Set task: The records underneath are to be repeated exactly, with the pictures left out.
— begin Data for this exercise —
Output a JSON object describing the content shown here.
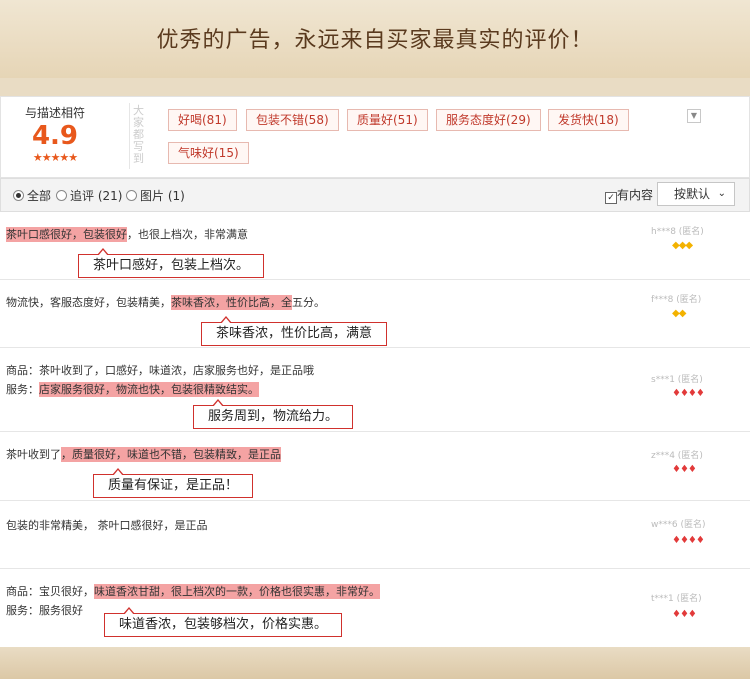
{
  "banner": {
    "title": "优秀的广告，永远来自买家最真实的评价！"
  },
  "summary": {
    "score_label": "与描述相符",
    "score": "4.9",
    "stars": "★★★★★",
    "tag_title": "大家都写到",
    "tags": [
      {
        "label": "好喝(81)"
      },
      {
        "label": "包装不错(58)"
      },
      {
        "label": "质量好(51)"
      },
      {
        "label": "服务态度好(29)"
      },
      {
        "label": "发货快(18)"
      },
      {
        "label": "气味好(15)"
      }
    ],
    "expand_icon": "chevron-down-icon"
  },
  "filter": {
    "all": "全部",
    "followup": "追评 (21)",
    "images": "图片 (1)",
    "has_content": "有内容",
    "sort": "按默认",
    "check_mark": "✓",
    "chevron": "⌄"
  },
  "reviews": [
    {
      "line1_hl": "茶叶口感很好，包装很好",
      "line1_rest": "，也很上档次，非常满意",
      "note": "茶叶口感好，包装上档次。",
      "reviewer": "h***8 (匿名)",
      "badge": "◆◆◆",
      "badge_color": "#f3b200"
    },
    {
      "line1_pre": "物流快，客服态度好，包装精美，",
      "line1_hl": "茶味香浓，性价比高，全",
      "line1_post": "五分。",
      "note": "茶味香浓，性价比高，满意",
      "reviewer": "f***8 (匿名)",
      "badge": "◆◆",
      "badge_color": "#f3b200"
    },
    {
      "line1": "商品：茶叶收到了，口感好，味道浓，店家服务也好，是正品哦",
      "line2_label": "服务：",
      "line2_hl": "店家服务很好，物流也快，包装很精致结实。",
      "note": "服务周到，物流给力。",
      "reviewer": "s***1 (匿名)",
      "badge": "♦♦♦♦",
      "badge_color": "#e23a3a"
    },
    {
      "line1_pre": "茶叶收到了",
      "line1_hl": "，质量很好，味道也不错，包装精致，是正品",
      "note": "质量有保证，是正品！",
      "reviewer": "z***4 (匿名)",
      "badge": "♦♦♦",
      "badge_color": "#e23a3a"
    },
    {
      "line1": "包装的非常精美， 茶叶口感很好，是正品",
      "reviewer": "w***6 (匿名)",
      "badge": "♦♦♦♦",
      "badge_color": "#e23a3a"
    },
    {
      "line1_pre": "商品：宝贝很好，",
      "line1_hl": "味道香浓甘甜，很上档次的一款，价格也很实惠，非常好。",
      "line2": "服务：服务很好",
      "note": "味道香浓，包装够档次，价格实惠。",
      "reviewer": "t***1 (匿名)",
      "badge": "♦♦♦",
      "badge_color": "#e23a3a"
    }
  ]
}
— end Data for this exercise —
Result for this task:
Output a JSON object describing the content shown here.
{
  "banner": {
    "title": "优秀的广告，永远来自买家最真实的评价！"
  },
  "summary": {
    "score_label": "与描述相符",
    "score": "4.9",
    "stars": "★★★★★",
    "tag_title": "大家都写到",
    "tags": [
      {
        "label": "好喝(81)"
      },
      {
        "label": "包装不错(58)"
      },
      {
        "label": "质量好(51)"
      },
      {
        "label": "服务态度好(29)"
      },
      {
        "label": "发货快(18)"
      },
      {
        "label": "气味好(15)"
      }
    ],
    "expand_icon": "chevron-down-icon"
  },
  "filter": {
    "all": "全部",
    "followup": "追评 (21)",
    "images": "图片 (1)",
    "has_content": "有内容",
    "sort": "按默认",
    "check_mark": "✓",
    "chevron": "⌄"
  },
  "reviews": [
    {
      "line1_hl": "茶叶口感很好，包装很好",
      "line1_rest": "，也很上档次，非常满意",
      "note": "茶叶口感好，包装上档次。",
      "reviewer": "h***8 (匿名)",
      "badge": "◆◆◆",
      "badge_color": "#f3b200"
    },
    {
      "line1_pre": "物流快，客服态度好，包装精美，",
      "line1_hl": "茶味香浓，性价比高，全",
      "line1_post": "五分。",
      "note": "茶味香浓，性价比高，满意",
      "reviewer": "f***8 (匿名)",
      "badge": "◆◆",
      "badge_color": "#f3b200"
    },
    {
      "line1": "商品：茶叶收到了，口感好，味道浓，店家服务也好，是正品哦",
      "line2_label": "服务：",
      "line2_hl": "店家服务很好，物流也快，包装很精致结实。",
      "note": "服务周到，物流给力。",
      "reviewer": "s***1 (匿名)",
      "badge": "♦♦♦♦",
      "badge_color": "#e23a3a"
    },
    {
      "line1_pre": "茶叶收到了",
      "line1_hl": "，质量很好，味道也不错，包装精致，是正品",
      "note": "质量有保证，是正品！",
      "reviewer": "z***4 (匿名)",
      "badge": "♦♦♦",
      "badge_color": "#e23a3a"
    },
    {
      "line1": "包装的非常精美， 茶叶口感很好，是正品",
      "reviewer": "w***6 (匿名)",
      "badge": "♦♦♦♦",
      "badge_color": "#e23a3a"
    },
    {
      "line1_pre": "商品：宝贝很好，",
      "line1_hl": "味道香浓甘甜，很上档次的一款，价格也很实惠，非常好。",
      "line2": "服务：服务很好",
      "note": "味道香浓，包装够档次，价格实惠。",
      "reviewer": "t***1 (匿名)",
      "badge": "♦♦♦",
      "badge_color": "#e23a3a"
    }
  ]
}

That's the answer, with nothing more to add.